Data supplied ▸
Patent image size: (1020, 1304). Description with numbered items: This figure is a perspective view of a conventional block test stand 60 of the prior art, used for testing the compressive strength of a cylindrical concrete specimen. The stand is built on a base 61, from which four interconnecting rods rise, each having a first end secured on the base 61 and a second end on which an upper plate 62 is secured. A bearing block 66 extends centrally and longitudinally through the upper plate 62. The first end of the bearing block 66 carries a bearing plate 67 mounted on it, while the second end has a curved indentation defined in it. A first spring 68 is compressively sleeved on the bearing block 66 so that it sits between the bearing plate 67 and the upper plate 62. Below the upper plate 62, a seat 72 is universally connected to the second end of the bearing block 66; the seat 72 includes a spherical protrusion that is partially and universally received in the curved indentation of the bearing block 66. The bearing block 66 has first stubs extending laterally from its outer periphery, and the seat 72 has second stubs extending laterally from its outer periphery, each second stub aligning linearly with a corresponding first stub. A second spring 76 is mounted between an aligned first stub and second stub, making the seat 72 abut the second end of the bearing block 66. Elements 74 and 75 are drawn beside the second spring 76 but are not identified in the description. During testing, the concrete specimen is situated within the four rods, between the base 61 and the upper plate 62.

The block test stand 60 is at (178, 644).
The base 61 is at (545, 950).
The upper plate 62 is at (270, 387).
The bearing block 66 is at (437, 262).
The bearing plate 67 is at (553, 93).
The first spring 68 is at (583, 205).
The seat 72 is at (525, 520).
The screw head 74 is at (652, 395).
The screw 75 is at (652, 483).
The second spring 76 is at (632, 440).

...

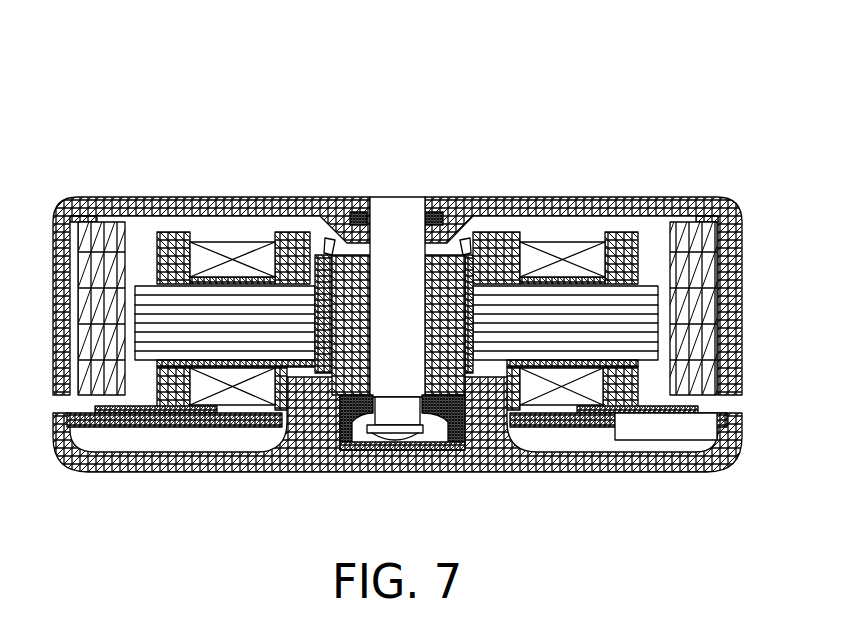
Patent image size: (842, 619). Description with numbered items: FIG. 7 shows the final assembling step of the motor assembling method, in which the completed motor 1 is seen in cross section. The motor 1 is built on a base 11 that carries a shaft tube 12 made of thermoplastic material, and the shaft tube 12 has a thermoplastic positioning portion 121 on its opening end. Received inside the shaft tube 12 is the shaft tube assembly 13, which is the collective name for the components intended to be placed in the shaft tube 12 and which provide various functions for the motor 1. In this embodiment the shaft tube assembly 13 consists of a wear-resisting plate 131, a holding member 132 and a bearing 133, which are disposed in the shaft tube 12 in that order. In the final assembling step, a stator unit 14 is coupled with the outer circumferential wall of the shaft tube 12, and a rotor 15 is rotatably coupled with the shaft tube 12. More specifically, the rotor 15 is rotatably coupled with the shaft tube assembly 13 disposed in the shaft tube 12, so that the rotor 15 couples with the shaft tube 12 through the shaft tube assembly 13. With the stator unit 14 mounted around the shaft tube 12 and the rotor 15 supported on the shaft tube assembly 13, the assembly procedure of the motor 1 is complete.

Stated goal ▸ Copy out the lines unchanged, everything from the line containing "Patent image size: (1020, 1304)." down to the line containing "The screw 75 is at (652, 483).", with both of those included.

Solution to the exercise ▸
Patent image size: (1020, 1304). Description with numbered items: This figure is a perspective view of a conventional block test stand 60 of the prior art, used for testing the compressive strength of a cylindrical concrete specimen. The stand is built on a base 61, from which four interconnecting rods rise, each having a first end secured on the base 61 and a second end on which an upper plate 62 is secured. A bearing block 66 extends centrally and longitudinally through the upper plate 62. The first end of the bearing block 66 carries a bearing plate 67 mounted on it, while the second end has a curved indentation defined in it. A first spring 68 is compressively sleeved on the bearing block 66 so that it sits between the bearing plate 67 and the upper plate 62. Below the upper plate 62, a seat 72 is universally connected to the second end of the bearing block 66; the seat 72 includes a spherical protrusion that is partially and universally received in the curved indentation of the bearing block 66. The bearing block 66 has first stubs extending laterally from its outer periphery, and the seat 72 has second stubs extending laterally from its outer periphery, each second stub aligning linearly with a corresponding first stub. A second spring 76 is mounted between an aligned first stub and second stub, making the seat 72 abut the second end of the bearing block 66. Elements 74 and 75 are drawn beside the second spring 76 but are not identified in the description. During testing, the concrete specimen is situated within the four rods, between the base 61 and the upper plate 62.

The block test stand 60 is at (178, 644).
The base 61 is at (545, 950).
The upper plate 62 is at (270, 387).
The bearing block 66 is at (437, 262).
The bearing plate 67 is at (553, 93).
The first spring 68 is at (583, 205).
The seat 72 is at (525, 520).
The screw head 74 is at (652, 395).
The screw 75 is at (652, 483).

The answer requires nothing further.